■ DIRECTIVE
The entries below should be output exactly as written.

■ DATASET EXCERPTS
——

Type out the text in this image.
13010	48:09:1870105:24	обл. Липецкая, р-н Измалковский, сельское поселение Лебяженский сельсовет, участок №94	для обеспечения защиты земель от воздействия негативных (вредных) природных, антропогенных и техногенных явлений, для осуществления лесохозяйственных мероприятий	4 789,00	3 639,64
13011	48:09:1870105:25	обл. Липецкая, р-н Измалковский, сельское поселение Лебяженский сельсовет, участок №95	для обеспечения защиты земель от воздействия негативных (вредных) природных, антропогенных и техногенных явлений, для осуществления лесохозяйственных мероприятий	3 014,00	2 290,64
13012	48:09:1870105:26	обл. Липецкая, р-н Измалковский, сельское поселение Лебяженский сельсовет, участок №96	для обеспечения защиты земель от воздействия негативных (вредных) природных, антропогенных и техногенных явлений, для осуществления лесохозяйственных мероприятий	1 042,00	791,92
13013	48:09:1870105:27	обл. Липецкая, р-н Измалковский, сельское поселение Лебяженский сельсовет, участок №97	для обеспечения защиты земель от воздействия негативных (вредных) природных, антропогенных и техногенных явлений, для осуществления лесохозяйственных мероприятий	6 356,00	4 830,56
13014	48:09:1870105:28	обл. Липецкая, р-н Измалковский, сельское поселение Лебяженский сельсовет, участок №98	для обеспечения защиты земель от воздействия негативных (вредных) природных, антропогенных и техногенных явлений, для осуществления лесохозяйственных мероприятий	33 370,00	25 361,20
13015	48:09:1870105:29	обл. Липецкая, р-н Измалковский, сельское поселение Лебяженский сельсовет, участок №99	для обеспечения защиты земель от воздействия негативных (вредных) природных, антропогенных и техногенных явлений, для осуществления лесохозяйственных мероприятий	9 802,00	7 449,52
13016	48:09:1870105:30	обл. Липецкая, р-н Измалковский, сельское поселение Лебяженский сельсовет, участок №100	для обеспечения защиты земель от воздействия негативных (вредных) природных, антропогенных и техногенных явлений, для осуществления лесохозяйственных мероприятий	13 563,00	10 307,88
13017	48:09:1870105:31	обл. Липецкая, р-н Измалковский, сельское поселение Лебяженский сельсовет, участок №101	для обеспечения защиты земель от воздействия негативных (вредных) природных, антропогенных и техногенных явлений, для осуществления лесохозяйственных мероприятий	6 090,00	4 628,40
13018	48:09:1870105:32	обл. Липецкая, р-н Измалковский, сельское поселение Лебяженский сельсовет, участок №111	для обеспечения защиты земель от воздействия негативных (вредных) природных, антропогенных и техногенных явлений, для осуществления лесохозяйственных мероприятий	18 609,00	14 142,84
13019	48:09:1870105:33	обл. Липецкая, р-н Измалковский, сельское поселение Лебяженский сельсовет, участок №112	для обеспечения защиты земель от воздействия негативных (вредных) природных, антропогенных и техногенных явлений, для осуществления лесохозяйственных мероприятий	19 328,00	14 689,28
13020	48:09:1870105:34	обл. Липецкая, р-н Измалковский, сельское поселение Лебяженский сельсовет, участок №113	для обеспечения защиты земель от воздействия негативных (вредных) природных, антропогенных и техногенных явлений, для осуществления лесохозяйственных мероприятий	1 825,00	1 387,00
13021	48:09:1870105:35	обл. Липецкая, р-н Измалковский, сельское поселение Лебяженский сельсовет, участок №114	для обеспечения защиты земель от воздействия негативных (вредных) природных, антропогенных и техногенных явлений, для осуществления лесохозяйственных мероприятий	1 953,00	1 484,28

——

■ ANSWER FOR THE TASK
Type out the text in this image.
13010	48:09:1870105:24	обл. Липецкая, р-н Измалковский, сельское поселение Лебяженский сельсовет, участок №94	для обеспечения защиты земель от воздействия негативных (вредных) природных, антропогенных и техногенных явлений, для осуществления лесохозяйственных мероприятий	4 789,00	3 639,64
13011	48:09:1870105:25	обл. Липецкая, р-н Измалковский, сельское поселение Лебяженский сельсовет, участок №95	для обеспечения защиты земель от воздействия негативных (вредных) природных, антропогенных и техногенных явлений, для осуществления лесохозяйственных мероприятий	3 014,00	2 290,64
13012	48:09:1870105:26	обл. Липецкая, р-н Измалковский, сельское поселение Лебяженский сельсовет, участок №96	для обеспечения защиты земель от воздействия негативных (вредных) природных, антропогенных и техногенных явлений, для осуществления лесохозяйственных мероприятий	1 042,00	791,92
13013	48:09:1870105:27	обл. Липецкая, р-н Измалковский, сельское поселение Лебяженский сельсовет, участок №97	для обеспечения защиты земель от воздействия негативных (вредных) природных, антропогенных и техногенных явлений, для осуществления лесохозяйственных мероприятий	6 356,00	4 830,56
13014	48:09:1870105:28	обл. Липецкая, р-н Измалковский, сельское поселение Лебяженский сельсовет, участок №98	для обеспечения защиты земель от воздействия негативных (вредных) природных, антропогенных и техногенных явлений, для осуществления лесохозяйственных мероприятий	33 370,00	25 361,20
13015	48:09:1870105:29	обл. Липецкая, р-н Измалковский, сельское поселение Лебяженский сельсовет, участок №99	для обеспечения защиты земель от воздействия негативных (вредных) природных, антропогенных и техногенных явлений, для осуществления лесохозяйственных мероприятий	9 802,00	7 449,52
13016	48:09:1870105:30	обл. Липецкая, р-н Измалковский, сельское поселение Лебяженский сельсовет, участок №100	для обеспечения защиты земель от воздействия негативных (вредных) природных, антропогенных и техногенных явлений, для осуществления лесохозяйственных мероприятий	13 563,00	10 307,88
13017	48:09:1870105:31	обл. Липецкая, р-н Измалковский, сельское поселение Лебяженский сельсовет, участок №101	для обеспечения защиты земель от воздействия негативных (вредных) природных, антропогенных и техногенных явлений, для осуществления лесохозяйственных мероприятий	6 090,00	4 628,40
13018	48:09:1870105:32	обл. Липецкая, р-н Измалковский, сельское поселение Лебяженский сельсовет, участок №111	для обеспечения защиты земель от воздействия негативных (вредных) природных, антропогенных и техногенных явлений, для осуществления лесохозяйственных мероприятий	18 609,00	14 142,84
13019	48:09:1870105:33	обл. Липецкая, р-н Измалковский, сельское поселение Лебяженский сельсовет, участок №112	для обеспечения защиты земель от воздействия негативных (вредных) природных, антропогенных и техногенных явлений, для осуществления лесохозяйственных мероприятий	19 328,00	14 689,28
13020	48:09:1870105:34	обл. Липецкая, р-н Измалковский, сельское поселение Лебяженский сельсовет, участок №113	для обеспечения защиты земель от воздействия негативных (вредных) природных, антропогенных и техногенных явлений, для осуществления лесохозяйственных мероприятий	1 825,00	1 387,00
13021	48:09:1870105:35	обл. Липецкая, р-н Измалковский, сельское поселение Лебяженский сельсовет, участок №114	для обеспечения защиты земель от воздействия негативных (вредных) природных, антропогенных и техногенных явлений, для осуществления лесохозяйственных мероприятий	1 953,00	1 484,28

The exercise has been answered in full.